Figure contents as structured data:
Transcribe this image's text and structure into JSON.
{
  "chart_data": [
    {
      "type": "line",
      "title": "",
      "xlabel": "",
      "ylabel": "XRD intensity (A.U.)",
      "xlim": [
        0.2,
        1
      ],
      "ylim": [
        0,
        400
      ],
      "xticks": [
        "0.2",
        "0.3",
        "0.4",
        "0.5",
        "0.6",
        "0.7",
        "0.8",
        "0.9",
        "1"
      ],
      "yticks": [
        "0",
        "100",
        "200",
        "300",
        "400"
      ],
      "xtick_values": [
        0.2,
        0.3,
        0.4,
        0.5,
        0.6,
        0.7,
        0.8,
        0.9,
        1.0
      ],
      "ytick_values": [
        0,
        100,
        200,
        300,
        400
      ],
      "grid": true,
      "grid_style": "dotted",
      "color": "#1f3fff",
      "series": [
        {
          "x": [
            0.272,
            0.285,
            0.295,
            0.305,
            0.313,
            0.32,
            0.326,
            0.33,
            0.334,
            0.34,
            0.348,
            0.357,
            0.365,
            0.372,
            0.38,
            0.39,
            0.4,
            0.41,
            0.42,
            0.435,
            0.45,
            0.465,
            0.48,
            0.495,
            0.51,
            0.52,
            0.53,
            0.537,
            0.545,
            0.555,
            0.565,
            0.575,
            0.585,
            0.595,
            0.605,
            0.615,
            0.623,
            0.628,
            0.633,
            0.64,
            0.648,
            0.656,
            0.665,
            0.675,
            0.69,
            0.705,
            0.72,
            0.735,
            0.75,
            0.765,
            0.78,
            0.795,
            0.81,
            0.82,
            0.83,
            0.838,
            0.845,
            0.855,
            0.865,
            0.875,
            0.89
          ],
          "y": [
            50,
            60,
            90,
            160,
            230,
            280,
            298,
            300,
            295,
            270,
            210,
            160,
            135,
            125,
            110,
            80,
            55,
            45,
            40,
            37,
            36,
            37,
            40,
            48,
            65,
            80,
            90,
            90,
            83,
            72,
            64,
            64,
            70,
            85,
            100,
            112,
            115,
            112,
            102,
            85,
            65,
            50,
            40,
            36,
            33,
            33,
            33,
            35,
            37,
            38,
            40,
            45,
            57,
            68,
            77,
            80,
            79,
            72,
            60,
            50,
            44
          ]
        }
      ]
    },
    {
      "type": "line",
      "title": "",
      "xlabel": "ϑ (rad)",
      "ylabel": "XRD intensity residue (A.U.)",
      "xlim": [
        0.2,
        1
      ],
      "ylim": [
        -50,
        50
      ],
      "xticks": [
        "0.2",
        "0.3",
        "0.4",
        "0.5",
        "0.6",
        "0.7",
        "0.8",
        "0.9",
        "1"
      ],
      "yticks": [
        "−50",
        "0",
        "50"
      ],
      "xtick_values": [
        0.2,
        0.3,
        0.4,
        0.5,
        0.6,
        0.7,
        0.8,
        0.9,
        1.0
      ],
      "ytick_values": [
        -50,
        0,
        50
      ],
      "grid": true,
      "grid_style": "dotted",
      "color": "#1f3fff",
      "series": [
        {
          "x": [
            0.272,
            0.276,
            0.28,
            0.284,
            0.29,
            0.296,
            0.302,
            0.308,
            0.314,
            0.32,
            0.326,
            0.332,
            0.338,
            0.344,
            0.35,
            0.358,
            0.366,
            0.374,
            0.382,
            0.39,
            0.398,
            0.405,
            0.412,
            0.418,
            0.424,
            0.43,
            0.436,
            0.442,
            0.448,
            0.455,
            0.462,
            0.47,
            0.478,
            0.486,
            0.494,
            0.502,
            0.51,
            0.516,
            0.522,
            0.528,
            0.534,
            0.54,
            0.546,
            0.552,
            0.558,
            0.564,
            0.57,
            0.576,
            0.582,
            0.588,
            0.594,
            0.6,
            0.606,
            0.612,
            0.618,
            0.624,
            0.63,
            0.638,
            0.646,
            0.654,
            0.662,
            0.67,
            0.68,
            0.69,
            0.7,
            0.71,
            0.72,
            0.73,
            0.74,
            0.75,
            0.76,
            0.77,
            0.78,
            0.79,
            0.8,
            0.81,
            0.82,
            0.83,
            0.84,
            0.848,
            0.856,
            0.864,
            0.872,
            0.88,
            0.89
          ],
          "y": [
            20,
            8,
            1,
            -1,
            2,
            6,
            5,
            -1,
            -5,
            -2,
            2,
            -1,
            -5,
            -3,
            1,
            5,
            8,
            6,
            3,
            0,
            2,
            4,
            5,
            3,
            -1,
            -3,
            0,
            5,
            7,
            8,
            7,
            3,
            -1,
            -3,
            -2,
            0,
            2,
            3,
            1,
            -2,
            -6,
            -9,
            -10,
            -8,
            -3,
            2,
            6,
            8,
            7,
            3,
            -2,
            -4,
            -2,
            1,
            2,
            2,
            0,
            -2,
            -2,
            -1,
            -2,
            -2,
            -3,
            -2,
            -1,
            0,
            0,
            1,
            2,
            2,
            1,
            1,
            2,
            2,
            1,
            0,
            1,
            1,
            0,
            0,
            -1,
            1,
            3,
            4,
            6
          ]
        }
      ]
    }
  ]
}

What is needed:
Your task is to quote all of the data word for word.

Worked answer:
Transcribe this image's text and structure into JSON.
{
  "chart_data": [
    {
      "type": "line",
      "title": "",
      "xlabel": "",
      "ylabel": "XRD intensity (A.U.)",
      "xlim": [
        0.2,
        1
      ],
      "ylim": [
        0,
        400
      ],
      "xticks": [
        "0.2",
        "0.3",
        "0.4",
        "0.5",
        "0.6",
        "0.7",
        "0.8",
        "0.9",
        "1"
      ],
      "yticks": [
        "0",
        "100",
        "200",
        "300",
        "400"
      ],
      "xtick_values": [
        0.2,
        0.3,
        0.4,
        0.5,
        0.6,
        0.7,
        0.8,
        0.9,
        1.0
      ],
      "ytick_values": [
        0,
        100,
        200,
        300,
        400
      ],
      "grid": true,
      "grid_style": "dotted",
      "color": "#1f3fff",
      "series": [
        {
          "x": [
            0.272,
            0.285,
            0.295,
            0.305,
            0.313,
            0.32,
            0.326,
            0.33,
            0.334,
            0.34,
            0.348,
            0.357,
            0.365,
            0.372,
            0.38,
            0.39,
            0.4,
            0.41,
            0.42,
            0.435,
            0.45,
            0.465,
            0.48,
            0.495,
            0.51,
            0.52,
            0.53,
            0.537,
            0.545,
            0.555,
            0.565,
            0.575,
            0.585,
            0.595,
            0.605,
            0.615,
            0.623,
            0.628,
            0.633,
            0.64,
            0.648,
            0.656,
            0.665,
            0.675,
            0.69,
            0.705,
            0.72,
            0.735,
            0.75,
            0.765,
            0.78,
            0.795,
            0.81,
            0.82,
            0.83,
            0.838,
            0.845,
            0.855,
            0.865,
            0.875,
            0.89
          ],
          "y": [
            50,
            60,
            90,
            160,
            230,
            280,
            298,
            300,
            295,
            270,
            210,
            160,
            135,
            125,
            110,
            80,
            55,
            45,
            40,
            37,
            36,
            37,
            40,
            48,
            65,
            80,
            90,
            90,
            83,
            72,
            64,
            64,
            70,
            85,
            100,
            112,
            115,
            112,
            102,
            85,
            65,
            50,
            40,
            36,
            33,
            33,
            33,
            35,
            37,
            38,
            40,
            45,
            57,
            68,
            77,
            80,
            79,
            72,
            60,
            50,
            44
          ]
        }
      ]
    },
    {
      "type": "line",
      "title": "",
      "xlabel": "ϑ (rad)",
      "ylabel": "XRD intensity residue (A.U.)",
      "xlim": [
        0.2,
        1
      ],
      "ylim": [
        -50,
        50
      ],
      "xticks": [
        "0.2",
        "0.3",
        "0.4",
        "0.5",
        "0.6",
        "0.7",
        "0.8",
        "0.9",
        "1"
      ],
      "yticks": [
        "−50",
        "0",
        "50"
      ],
      "xtick_values": [
        0.2,
        0.3,
        0.4,
        0.5,
        0.6,
        0.7,
        0.8,
        0.9,
        1.0
      ],
      "ytick_values": [
        -50,
        0,
        50
      ],
      "grid": true,
      "grid_style": "dotted",
      "color": "#1f3fff",
      "series": [
        {
          "x": [
            0.272,
            0.276,
            0.28,
            0.284,
            0.29,
            0.296,
            0.302,
            0.308,
            0.314,
            0.32,
            0.326,
            0.332,
            0.338,
            0.344,
            0.35,
            0.358,
            0.366,
            0.374,
            0.382,
            0.39,
            0.398,
            0.405,
            0.412,
            0.418,
            0.424,
            0.43,
            0.436,
            0.442,
            0.448,
            0.455,
            0.462,
            0.47,
            0.478,
            0.486,
            0.494,
            0.502,
            0.51,
            0.516,
            0.522,
            0.528,
            0.534,
            0.54,
            0.546,
            0.552,
            0.558,
            0.564,
            0.57,
            0.576,
            0.582,
            0.588,
            0.594,
            0.6,
            0.606,
            0.612,
            0.618,
            0.624,
            0.63,
            0.638,
            0.646,
            0.654,
            0.662,
            0.67,
            0.68,
            0.69,
            0.7,
            0.71,
            0.72,
            0.73,
            0.74,
            0.75,
            0.76,
            0.77,
            0.78,
            0.79,
            0.8,
            0.81,
            0.82,
            0.83,
            0.84,
            0.848,
            0.856,
            0.864,
            0.872,
            0.88,
            0.89
          ],
          "y": [
            20,
            8,
            1,
            -1,
            2,
            6,
            5,
            -1,
            -5,
            -2,
            2,
            -1,
            -5,
            -3,
            1,
            5,
            8,
            6,
            3,
            0,
            2,
            4,
            5,
            3,
            -1,
            -3,
            0,
            5,
            7,
            8,
            7,
            3,
            -1,
            -3,
            -2,
            0,
            2,
            3,
            1,
            -2,
            -6,
            -9,
            -10,
            -8,
            -3,
            2,
            6,
            8,
            7,
            3,
            -2,
            -4,
            -2,
            1,
            2,
            2,
            0,
            -2,
            -2,
            -1,
            -2,
            -2,
            -3,
            -2,
            -1,
            0,
            0,
            1,
            2,
            2,
            1,
            1,
            2,
            2,
            1,
            0,
            1,
            1,
            0,
            0,
            -1,
            1,
            3,
            4,
            6
          ]
        }
      ]
    }
  ]
}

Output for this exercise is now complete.